● **EXERCISE**
Your task is to repeat the entries word for word while leaving out the pictures.

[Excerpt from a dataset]
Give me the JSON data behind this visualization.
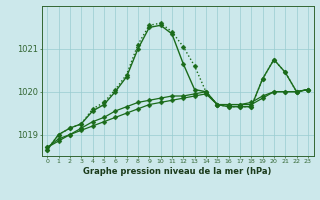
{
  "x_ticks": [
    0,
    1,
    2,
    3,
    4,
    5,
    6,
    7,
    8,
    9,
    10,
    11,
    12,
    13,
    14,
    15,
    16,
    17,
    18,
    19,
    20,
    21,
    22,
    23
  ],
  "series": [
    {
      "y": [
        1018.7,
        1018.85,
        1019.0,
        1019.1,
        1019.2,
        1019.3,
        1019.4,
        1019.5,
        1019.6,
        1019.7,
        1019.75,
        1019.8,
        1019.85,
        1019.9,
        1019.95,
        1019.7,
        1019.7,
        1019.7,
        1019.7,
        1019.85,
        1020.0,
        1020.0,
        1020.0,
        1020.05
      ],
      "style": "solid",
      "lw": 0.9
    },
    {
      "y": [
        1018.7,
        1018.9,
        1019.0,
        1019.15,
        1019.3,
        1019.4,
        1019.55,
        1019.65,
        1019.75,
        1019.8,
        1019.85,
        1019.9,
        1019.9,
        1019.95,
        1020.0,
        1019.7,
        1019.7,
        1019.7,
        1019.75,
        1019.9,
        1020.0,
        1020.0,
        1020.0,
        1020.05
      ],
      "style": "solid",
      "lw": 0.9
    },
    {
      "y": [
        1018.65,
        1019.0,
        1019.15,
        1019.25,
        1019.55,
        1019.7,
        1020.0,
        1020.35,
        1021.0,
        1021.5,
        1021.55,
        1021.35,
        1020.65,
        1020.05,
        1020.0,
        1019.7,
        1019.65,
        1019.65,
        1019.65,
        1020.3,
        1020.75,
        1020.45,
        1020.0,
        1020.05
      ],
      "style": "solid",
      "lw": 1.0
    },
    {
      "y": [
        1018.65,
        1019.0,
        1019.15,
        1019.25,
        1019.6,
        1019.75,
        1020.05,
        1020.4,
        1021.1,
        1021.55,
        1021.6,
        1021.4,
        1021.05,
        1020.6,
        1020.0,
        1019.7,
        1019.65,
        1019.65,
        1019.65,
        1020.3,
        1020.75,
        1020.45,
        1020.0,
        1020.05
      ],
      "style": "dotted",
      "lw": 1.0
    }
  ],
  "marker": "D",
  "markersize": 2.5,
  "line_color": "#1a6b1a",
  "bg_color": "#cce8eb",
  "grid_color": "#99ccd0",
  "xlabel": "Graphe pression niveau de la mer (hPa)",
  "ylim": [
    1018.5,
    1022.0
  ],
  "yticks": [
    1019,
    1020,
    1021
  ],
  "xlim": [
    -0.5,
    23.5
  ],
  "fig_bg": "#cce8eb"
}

● **FINISHED EXERCISE**
Give me the JSON data behind this visualization.
{
  "x_ticks": [
    0,
    1,
    2,
    3,
    4,
    5,
    6,
    7,
    8,
    9,
    10,
    11,
    12,
    13,
    14,
    15,
    16,
    17,
    18,
    19,
    20,
    21,
    22,
    23
  ],
  "series": [
    {
      "y": [
        1018.7,
        1018.85,
        1019.0,
        1019.1,
        1019.2,
        1019.3,
        1019.4,
        1019.5,
        1019.6,
        1019.7,
        1019.75,
        1019.8,
        1019.85,
        1019.9,
        1019.95,
        1019.7,
        1019.7,
        1019.7,
        1019.7,
        1019.85,
        1020.0,
        1020.0,
        1020.0,
        1020.05
      ],
      "style": "solid",
      "lw": 0.9
    },
    {
      "y": [
        1018.7,
        1018.9,
        1019.0,
        1019.15,
        1019.3,
        1019.4,
        1019.55,
        1019.65,
        1019.75,
        1019.8,
        1019.85,
        1019.9,
        1019.9,
        1019.95,
        1020.0,
        1019.7,
        1019.7,
        1019.7,
        1019.75,
        1019.9,
        1020.0,
        1020.0,
        1020.0,
        1020.05
      ],
      "style": "solid",
      "lw": 0.9
    },
    {
      "y": [
        1018.65,
        1019.0,
        1019.15,
        1019.25,
        1019.55,
        1019.7,
        1020.0,
        1020.35,
        1021.0,
        1021.5,
        1021.55,
        1021.35,
        1020.65,
        1020.05,
        1020.0,
        1019.7,
        1019.65,
        1019.65,
        1019.65,
        1020.3,
        1020.75,
        1020.45,
        1020.0,
        1020.05
      ],
      "style": "solid",
      "lw": 1.0
    },
    {
      "y": [
        1018.65,
        1019.0,
        1019.15,
        1019.25,
        1019.6,
        1019.75,
        1020.05,
        1020.4,
        1021.1,
        1021.55,
        1021.6,
        1021.4,
        1021.05,
        1020.6,
        1020.0,
        1019.7,
        1019.65,
        1019.65,
        1019.65,
        1020.3,
        1020.75,
        1020.45,
        1020.0,
        1020.05
      ],
      "style": "dotted",
      "lw": 1.0
    }
  ],
  "marker": "D",
  "markersize": 2.5,
  "line_color": "#1a6b1a",
  "bg_color": "#cce8eb",
  "grid_color": "#99ccd0",
  "xlabel": "Graphe pression niveau de la mer (hPa)",
  "ylim": [
    1018.5,
    1022.0
  ],
  "yticks": [
    1019,
    1020,
    1021
  ],
  "xlim": [
    -0.5,
    23.5
  ],
  "fig_bg": "#cce8eb"
}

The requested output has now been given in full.